EXERCISE AIM ::
Filter this material down to the lines that hold "Strawn", copying each one.

MATERIAL SHOWN ::
╔══
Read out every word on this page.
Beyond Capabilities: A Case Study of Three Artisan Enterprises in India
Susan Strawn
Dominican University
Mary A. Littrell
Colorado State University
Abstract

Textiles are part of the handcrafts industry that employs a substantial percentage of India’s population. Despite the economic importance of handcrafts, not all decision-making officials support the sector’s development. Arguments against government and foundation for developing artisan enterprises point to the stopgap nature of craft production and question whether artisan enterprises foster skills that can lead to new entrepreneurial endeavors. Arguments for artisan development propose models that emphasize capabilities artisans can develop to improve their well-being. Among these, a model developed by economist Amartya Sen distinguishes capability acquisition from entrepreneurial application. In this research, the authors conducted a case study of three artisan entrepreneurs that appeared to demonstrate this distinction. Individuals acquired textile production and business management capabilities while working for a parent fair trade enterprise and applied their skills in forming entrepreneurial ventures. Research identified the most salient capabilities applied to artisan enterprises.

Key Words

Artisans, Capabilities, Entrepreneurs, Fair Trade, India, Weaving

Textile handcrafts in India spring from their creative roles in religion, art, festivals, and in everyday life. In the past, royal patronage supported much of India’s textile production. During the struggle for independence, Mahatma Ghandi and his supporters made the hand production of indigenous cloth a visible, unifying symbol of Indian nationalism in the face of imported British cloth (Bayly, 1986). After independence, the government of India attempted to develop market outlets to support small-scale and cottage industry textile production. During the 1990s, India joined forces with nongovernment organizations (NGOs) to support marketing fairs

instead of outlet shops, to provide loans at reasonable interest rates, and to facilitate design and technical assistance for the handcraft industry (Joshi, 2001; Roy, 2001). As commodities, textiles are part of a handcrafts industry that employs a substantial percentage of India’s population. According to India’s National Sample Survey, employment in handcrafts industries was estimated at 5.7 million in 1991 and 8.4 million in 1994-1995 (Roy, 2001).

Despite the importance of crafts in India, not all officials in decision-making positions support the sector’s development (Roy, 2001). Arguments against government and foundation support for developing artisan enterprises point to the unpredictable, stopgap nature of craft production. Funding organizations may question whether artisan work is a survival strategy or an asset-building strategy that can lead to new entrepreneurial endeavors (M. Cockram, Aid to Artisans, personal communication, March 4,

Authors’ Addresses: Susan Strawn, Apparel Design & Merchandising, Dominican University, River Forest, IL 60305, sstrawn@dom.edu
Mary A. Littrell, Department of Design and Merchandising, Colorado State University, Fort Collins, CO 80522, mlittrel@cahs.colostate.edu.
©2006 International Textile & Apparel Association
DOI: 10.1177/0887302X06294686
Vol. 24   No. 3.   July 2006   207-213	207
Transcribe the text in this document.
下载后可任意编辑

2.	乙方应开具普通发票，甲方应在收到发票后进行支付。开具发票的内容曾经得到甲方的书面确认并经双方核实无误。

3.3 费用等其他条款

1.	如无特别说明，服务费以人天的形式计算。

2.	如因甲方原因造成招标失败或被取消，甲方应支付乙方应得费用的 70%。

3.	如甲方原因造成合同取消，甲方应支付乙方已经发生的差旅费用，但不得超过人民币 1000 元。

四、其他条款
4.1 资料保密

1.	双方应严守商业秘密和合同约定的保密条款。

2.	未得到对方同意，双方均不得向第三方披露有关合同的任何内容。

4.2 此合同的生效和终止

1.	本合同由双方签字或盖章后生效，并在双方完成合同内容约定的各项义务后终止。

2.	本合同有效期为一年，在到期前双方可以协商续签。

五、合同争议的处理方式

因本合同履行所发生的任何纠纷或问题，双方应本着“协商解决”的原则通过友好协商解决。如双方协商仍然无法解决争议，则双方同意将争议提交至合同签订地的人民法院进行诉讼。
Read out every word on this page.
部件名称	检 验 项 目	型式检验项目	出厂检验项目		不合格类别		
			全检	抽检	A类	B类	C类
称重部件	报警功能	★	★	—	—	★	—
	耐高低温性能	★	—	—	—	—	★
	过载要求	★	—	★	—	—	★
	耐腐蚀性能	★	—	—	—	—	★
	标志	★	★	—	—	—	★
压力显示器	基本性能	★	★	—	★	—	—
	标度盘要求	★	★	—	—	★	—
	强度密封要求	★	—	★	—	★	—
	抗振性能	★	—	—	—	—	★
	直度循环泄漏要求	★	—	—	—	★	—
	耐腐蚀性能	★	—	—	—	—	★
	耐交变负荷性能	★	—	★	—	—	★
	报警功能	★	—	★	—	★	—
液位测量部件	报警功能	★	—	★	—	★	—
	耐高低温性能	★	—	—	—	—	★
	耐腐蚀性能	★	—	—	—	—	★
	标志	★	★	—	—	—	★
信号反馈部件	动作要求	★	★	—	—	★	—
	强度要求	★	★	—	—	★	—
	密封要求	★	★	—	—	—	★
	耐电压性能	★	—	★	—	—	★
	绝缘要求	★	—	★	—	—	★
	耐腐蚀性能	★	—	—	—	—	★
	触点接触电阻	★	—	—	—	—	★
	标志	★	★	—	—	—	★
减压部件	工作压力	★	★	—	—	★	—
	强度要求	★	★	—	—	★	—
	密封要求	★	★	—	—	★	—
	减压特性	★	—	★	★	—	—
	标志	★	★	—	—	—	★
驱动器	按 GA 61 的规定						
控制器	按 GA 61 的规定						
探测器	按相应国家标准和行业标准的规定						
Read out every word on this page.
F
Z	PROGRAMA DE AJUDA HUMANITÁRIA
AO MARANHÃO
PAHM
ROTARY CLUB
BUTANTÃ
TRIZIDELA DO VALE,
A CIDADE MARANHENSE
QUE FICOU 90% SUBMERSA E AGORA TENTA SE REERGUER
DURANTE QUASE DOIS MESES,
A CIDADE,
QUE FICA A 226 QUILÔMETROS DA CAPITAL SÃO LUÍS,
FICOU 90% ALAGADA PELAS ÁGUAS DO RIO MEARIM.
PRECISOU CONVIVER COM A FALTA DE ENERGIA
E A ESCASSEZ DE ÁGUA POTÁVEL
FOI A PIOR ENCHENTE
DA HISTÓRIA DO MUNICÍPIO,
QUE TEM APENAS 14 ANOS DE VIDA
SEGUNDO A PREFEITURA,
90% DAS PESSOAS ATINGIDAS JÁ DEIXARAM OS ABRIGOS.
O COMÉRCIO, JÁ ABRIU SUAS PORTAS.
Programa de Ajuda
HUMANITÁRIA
╚══
WRITTEN ANSWER ::
Susan Strawn
Authors’ Addresses: Susan Strawn, Apparel Design & Merchandising, Dominican University, River Forest, IL 60305, sstrawn@dom.edu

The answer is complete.